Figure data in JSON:
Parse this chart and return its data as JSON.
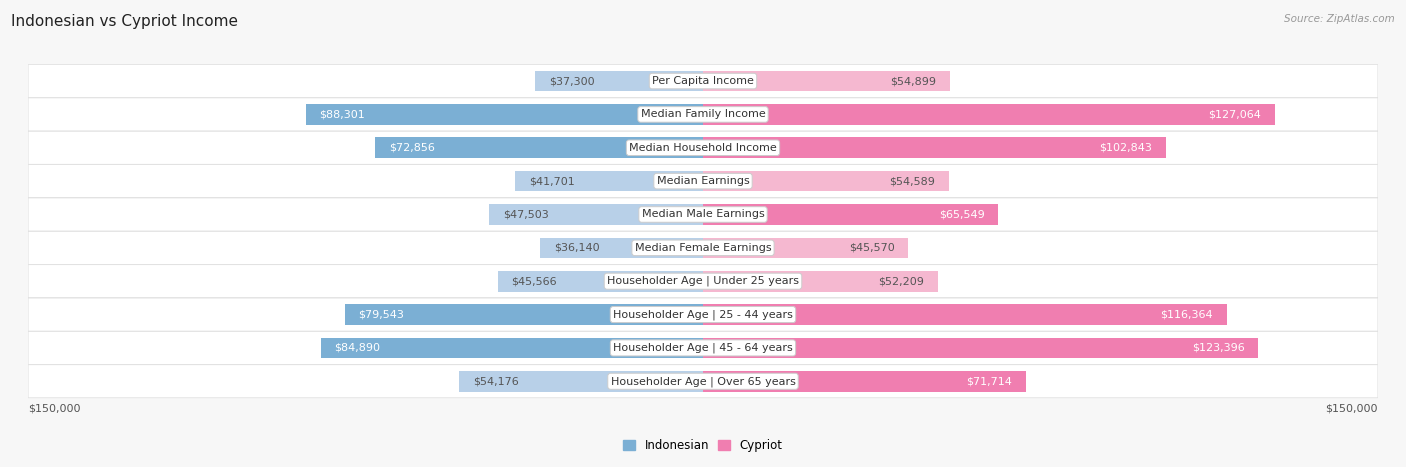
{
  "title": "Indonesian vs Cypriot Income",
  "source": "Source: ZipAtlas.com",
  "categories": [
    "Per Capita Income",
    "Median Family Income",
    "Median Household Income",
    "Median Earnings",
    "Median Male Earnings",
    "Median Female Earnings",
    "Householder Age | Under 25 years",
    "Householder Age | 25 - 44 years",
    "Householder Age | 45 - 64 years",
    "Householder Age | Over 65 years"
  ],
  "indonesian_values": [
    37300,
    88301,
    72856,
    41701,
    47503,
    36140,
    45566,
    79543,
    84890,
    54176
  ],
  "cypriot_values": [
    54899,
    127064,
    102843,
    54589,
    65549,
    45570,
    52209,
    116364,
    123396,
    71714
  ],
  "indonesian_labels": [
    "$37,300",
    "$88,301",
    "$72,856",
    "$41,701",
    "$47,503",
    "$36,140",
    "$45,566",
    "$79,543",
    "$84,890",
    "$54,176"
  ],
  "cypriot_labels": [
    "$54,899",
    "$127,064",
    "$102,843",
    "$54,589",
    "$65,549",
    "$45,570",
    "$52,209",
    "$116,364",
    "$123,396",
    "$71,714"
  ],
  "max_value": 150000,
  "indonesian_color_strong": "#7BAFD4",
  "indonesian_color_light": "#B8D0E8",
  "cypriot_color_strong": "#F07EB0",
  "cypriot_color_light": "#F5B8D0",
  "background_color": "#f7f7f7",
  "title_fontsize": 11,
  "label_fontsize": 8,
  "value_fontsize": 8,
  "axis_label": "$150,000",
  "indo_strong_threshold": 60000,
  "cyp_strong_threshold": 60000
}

## Your instructions
Quote the data exactly, leaving every image out of the copy.

## Expected output
Parse this chart and return its data as JSON.
{
  "title": "Indonesian vs Cypriot Income",
  "source": "Source: ZipAtlas.com",
  "categories": [
    "Per Capita Income",
    "Median Family Income",
    "Median Household Income",
    "Median Earnings",
    "Median Male Earnings",
    "Median Female Earnings",
    "Householder Age | Under 25 years",
    "Householder Age | 25 - 44 years",
    "Householder Age | 45 - 64 years",
    "Householder Age | Over 65 years"
  ],
  "indonesian_values": [
    37300,
    88301,
    72856,
    41701,
    47503,
    36140,
    45566,
    79543,
    84890,
    54176
  ],
  "cypriot_values": [
    54899,
    127064,
    102843,
    54589,
    65549,
    45570,
    52209,
    116364,
    123396,
    71714
  ],
  "indonesian_labels": [
    "$37,300",
    "$88,301",
    "$72,856",
    "$41,701",
    "$47,503",
    "$36,140",
    "$45,566",
    "$79,543",
    "$84,890",
    "$54,176"
  ],
  "cypriot_labels": [
    "$54,899",
    "$127,064",
    "$102,843",
    "$54,589",
    "$65,549",
    "$45,570",
    "$52,209",
    "$116,364",
    "$123,396",
    "$71,714"
  ],
  "max_value": 150000,
  "indonesian_color_strong": "#7BAFD4",
  "indonesian_color_light": "#B8D0E8",
  "cypriot_color_strong": "#F07EB0",
  "cypriot_color_light": "#F5B8D0",
  "background_color": "#f7f7f7",
  "title_fontsize": 11,
  "label_fontsize": 8,
  "value_fontsize": 8,
  "axis_label": "$150,000",
  "indo_strong_threshold": 60000,
  "cyp_strong_threshold": 60000
}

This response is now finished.